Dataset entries

☆ ☆ ☆

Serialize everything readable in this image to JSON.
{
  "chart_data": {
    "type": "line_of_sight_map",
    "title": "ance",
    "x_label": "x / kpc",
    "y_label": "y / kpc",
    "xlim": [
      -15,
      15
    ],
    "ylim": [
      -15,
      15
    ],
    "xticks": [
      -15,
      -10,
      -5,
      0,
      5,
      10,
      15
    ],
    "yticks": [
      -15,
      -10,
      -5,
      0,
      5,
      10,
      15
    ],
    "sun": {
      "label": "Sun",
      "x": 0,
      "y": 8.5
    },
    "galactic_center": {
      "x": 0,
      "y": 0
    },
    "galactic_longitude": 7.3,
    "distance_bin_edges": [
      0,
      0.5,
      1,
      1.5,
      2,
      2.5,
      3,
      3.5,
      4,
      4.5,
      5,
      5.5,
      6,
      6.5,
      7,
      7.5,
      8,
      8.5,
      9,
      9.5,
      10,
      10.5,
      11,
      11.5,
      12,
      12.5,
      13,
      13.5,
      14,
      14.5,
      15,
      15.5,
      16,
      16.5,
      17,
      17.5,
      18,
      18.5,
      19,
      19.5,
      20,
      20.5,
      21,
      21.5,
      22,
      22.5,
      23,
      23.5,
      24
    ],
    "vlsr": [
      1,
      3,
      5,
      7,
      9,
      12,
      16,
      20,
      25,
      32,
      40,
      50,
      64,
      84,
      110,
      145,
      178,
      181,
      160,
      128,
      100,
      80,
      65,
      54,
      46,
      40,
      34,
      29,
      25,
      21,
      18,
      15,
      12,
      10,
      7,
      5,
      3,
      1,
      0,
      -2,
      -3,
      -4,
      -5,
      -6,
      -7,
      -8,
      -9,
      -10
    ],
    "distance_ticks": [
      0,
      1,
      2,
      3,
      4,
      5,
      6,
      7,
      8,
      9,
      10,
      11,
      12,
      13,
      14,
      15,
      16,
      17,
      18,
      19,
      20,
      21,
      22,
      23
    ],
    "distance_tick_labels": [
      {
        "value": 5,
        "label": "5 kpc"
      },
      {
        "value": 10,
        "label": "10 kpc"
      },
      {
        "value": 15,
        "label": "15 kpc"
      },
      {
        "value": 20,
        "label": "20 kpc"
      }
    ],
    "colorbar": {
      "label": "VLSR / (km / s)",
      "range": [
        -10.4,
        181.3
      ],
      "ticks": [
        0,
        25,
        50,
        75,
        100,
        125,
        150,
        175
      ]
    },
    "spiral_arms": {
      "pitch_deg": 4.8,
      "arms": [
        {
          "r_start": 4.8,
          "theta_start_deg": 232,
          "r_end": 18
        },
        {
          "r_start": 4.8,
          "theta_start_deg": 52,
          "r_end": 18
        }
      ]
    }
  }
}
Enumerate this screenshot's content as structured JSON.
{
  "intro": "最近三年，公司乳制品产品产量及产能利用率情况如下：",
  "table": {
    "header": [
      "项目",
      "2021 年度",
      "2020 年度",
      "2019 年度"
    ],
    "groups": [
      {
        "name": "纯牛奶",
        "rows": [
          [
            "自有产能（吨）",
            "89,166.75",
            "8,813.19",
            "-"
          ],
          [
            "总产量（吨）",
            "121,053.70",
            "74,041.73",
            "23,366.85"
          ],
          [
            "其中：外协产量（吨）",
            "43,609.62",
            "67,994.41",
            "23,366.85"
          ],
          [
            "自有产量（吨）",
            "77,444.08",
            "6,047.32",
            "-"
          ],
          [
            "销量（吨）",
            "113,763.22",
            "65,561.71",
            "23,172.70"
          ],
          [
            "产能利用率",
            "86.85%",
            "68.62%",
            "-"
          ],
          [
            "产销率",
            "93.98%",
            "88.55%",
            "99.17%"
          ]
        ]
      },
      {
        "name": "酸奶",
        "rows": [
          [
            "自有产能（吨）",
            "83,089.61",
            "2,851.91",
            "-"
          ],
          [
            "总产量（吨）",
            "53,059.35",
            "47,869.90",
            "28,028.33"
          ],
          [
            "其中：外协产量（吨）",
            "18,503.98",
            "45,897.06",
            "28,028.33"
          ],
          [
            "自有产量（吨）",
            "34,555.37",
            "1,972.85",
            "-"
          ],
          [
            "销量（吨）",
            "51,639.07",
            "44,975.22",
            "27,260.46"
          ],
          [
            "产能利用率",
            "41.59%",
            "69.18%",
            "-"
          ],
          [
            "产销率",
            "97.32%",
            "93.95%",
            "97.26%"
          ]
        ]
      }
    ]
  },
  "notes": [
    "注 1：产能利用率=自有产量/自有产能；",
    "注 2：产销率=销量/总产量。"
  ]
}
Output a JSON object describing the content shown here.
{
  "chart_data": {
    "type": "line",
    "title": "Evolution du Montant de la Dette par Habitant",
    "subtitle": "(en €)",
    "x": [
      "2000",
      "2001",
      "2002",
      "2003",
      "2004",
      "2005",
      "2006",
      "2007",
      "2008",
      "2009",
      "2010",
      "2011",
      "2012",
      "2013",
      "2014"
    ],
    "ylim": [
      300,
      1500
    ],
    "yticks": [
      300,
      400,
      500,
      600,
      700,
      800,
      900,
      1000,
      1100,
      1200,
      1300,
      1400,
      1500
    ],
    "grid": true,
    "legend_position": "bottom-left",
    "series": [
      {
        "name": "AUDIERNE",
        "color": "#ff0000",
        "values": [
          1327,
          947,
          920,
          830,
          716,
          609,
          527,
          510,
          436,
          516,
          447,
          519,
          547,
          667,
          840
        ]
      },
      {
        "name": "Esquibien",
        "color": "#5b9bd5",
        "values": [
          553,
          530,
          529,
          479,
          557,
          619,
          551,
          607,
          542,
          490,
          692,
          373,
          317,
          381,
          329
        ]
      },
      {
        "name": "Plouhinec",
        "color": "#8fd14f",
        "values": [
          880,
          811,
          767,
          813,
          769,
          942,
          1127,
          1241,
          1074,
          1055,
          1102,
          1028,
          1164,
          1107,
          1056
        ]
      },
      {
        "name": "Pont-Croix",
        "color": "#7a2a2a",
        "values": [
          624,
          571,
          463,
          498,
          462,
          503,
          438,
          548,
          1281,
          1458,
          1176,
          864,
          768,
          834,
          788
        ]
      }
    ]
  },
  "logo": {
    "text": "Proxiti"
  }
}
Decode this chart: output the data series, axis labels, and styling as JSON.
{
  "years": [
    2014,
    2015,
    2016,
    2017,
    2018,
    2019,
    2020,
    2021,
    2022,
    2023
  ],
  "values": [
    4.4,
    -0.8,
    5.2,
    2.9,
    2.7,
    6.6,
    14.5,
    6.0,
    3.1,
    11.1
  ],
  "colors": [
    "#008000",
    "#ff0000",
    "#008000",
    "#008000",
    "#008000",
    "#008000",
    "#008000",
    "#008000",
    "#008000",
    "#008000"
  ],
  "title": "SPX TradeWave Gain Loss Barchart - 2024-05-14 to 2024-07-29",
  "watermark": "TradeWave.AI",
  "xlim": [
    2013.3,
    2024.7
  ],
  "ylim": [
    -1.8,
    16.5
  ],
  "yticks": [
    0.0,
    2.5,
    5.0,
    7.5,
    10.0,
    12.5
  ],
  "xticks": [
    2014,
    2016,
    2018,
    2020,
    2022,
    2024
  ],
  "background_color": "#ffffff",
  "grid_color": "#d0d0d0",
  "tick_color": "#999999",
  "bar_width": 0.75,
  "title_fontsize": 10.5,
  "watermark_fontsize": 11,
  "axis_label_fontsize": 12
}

☆ ☆ ☆

Exercise prompt: Check each line of the records for the string "this" and state how many lines contain it. Give only the number.

Full response: 3